→ Given request
Give the number of lines that include the string "improves", nothing more.

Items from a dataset
───
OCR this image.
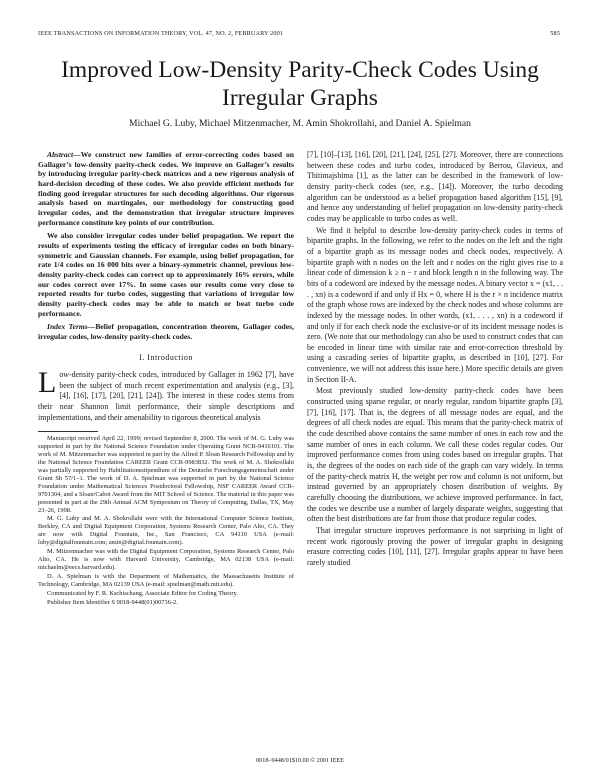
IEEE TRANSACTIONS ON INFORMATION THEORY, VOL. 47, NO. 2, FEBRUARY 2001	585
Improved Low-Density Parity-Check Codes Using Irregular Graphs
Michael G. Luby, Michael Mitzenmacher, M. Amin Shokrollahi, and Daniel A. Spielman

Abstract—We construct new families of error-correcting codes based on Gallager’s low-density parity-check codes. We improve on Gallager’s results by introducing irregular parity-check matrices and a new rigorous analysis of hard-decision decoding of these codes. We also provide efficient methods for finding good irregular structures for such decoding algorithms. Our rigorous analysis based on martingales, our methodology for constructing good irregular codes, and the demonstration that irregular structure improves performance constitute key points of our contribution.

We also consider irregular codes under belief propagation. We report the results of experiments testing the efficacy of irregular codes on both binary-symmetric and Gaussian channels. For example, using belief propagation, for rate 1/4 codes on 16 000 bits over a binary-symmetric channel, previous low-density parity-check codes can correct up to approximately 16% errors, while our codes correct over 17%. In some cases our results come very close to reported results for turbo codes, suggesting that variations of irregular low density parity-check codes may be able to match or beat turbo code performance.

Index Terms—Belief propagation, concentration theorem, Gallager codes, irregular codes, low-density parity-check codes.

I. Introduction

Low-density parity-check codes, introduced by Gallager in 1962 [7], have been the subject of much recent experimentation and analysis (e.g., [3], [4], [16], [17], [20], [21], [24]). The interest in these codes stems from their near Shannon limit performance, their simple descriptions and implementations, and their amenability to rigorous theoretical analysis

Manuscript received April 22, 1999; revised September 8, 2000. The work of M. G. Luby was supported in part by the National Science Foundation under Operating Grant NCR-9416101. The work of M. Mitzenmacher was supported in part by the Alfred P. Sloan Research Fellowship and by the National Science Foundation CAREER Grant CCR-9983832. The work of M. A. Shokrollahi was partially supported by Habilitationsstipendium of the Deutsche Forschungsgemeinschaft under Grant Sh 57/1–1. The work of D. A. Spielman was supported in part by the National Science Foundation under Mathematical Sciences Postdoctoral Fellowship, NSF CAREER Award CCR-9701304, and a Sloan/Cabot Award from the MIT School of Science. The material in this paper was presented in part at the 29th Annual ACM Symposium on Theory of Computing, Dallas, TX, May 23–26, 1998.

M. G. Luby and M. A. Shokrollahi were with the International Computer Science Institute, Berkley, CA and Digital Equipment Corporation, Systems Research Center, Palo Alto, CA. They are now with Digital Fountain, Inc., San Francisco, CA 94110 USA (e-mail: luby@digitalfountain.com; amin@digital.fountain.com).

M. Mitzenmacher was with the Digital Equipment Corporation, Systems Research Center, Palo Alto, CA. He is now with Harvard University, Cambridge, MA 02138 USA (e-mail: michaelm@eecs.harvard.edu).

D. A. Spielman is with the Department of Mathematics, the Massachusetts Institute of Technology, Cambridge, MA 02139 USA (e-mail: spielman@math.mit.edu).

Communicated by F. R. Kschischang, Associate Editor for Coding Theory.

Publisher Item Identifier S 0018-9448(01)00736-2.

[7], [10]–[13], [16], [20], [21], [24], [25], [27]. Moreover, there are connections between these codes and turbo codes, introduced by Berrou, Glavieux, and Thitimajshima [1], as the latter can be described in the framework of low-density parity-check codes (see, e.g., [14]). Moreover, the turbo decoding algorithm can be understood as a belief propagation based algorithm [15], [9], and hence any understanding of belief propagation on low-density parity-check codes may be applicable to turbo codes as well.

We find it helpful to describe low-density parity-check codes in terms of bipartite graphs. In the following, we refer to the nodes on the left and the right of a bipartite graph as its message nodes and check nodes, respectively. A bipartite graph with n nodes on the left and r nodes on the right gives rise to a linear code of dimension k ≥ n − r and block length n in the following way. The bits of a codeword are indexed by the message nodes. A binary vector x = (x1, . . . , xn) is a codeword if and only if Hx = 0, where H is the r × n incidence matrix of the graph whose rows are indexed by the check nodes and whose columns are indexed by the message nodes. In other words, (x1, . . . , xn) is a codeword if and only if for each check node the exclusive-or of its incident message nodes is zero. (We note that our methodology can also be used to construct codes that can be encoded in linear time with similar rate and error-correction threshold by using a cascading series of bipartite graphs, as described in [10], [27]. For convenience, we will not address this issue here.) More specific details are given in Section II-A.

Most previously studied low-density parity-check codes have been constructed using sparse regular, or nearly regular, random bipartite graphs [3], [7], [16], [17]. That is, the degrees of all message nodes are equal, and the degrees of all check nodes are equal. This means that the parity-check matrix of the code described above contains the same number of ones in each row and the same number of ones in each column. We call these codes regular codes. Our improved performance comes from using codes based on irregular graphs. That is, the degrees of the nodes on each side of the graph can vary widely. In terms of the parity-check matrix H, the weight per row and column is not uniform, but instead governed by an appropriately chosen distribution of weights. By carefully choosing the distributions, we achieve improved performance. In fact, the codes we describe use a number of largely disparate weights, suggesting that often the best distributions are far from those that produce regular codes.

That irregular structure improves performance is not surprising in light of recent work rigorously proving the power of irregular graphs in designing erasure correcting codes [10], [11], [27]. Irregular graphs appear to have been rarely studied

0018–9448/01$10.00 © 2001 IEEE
───
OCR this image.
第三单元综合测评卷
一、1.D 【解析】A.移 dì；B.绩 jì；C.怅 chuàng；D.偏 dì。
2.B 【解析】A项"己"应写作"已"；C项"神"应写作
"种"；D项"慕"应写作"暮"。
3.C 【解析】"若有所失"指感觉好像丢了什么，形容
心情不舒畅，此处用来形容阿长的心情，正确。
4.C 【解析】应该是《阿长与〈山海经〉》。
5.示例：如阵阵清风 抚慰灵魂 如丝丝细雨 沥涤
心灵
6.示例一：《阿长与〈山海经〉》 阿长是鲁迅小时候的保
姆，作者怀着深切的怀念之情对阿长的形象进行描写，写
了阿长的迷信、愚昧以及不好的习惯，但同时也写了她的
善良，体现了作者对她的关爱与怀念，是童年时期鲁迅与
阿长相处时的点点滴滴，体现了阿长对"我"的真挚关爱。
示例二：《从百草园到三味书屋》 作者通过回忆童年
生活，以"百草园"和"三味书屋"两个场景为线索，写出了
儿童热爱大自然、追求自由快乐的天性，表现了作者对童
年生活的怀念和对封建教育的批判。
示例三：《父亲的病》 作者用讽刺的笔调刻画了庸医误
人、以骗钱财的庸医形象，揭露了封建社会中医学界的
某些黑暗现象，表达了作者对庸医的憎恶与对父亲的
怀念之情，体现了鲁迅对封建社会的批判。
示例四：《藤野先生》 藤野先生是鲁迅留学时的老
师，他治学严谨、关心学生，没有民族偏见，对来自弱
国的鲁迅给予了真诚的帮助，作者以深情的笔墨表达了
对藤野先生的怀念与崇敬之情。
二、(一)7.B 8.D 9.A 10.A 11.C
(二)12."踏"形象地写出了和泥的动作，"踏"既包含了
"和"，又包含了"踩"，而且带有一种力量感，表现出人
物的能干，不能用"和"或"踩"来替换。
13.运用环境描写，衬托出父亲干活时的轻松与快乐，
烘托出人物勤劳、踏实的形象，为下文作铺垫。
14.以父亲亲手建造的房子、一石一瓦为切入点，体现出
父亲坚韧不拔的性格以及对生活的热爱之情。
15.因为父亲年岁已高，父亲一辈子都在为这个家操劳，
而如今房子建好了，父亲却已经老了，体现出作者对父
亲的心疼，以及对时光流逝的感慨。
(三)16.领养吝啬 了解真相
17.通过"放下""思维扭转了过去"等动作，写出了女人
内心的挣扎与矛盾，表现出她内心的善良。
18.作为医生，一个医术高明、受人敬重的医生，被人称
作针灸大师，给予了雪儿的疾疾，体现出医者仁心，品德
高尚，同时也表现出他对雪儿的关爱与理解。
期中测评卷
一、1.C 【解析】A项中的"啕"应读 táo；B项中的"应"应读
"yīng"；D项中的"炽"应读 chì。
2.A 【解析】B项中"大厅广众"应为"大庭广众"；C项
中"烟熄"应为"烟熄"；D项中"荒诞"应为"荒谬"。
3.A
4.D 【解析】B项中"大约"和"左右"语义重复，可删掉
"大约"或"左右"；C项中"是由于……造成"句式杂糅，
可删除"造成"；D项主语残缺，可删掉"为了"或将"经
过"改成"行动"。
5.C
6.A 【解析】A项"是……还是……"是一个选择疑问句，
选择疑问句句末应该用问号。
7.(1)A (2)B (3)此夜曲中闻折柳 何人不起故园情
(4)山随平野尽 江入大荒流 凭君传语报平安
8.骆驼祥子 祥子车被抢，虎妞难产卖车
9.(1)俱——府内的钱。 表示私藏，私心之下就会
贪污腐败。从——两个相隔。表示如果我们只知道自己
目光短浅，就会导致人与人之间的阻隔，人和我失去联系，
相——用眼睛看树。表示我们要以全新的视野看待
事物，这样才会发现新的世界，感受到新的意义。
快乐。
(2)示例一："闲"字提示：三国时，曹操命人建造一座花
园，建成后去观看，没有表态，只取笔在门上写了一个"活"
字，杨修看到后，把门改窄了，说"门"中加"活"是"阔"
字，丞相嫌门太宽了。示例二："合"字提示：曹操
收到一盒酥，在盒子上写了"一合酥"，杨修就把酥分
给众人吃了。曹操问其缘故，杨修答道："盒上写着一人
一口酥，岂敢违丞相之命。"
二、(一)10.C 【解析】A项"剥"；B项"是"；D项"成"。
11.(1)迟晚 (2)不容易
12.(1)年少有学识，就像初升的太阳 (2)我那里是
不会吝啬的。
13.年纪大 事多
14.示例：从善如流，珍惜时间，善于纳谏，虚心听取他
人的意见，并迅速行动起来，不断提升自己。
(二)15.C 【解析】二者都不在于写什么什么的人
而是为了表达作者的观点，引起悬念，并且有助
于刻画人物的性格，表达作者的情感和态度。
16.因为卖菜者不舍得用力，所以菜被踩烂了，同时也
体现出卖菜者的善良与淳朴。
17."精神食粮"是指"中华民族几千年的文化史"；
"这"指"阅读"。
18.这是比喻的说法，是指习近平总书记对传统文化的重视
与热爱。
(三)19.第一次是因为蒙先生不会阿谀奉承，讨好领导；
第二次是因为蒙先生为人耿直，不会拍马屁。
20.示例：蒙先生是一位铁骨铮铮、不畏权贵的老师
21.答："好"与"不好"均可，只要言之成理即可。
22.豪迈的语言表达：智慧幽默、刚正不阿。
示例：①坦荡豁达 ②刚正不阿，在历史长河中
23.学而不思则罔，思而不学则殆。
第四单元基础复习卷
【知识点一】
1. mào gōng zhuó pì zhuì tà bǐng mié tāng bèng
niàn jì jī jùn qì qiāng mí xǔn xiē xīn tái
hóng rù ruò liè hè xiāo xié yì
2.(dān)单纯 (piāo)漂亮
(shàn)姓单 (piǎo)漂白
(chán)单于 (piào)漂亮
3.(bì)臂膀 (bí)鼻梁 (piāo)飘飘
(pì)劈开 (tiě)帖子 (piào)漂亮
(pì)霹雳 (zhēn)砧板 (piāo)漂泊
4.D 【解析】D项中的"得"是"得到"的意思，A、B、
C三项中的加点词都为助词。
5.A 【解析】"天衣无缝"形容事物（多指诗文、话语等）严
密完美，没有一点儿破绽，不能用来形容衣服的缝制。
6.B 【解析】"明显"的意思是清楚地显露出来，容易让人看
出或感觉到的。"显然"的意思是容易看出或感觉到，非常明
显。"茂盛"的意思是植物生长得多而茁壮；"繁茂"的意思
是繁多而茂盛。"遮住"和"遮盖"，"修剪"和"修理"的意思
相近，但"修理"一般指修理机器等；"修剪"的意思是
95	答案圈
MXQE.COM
───
→ Response to the exercise
2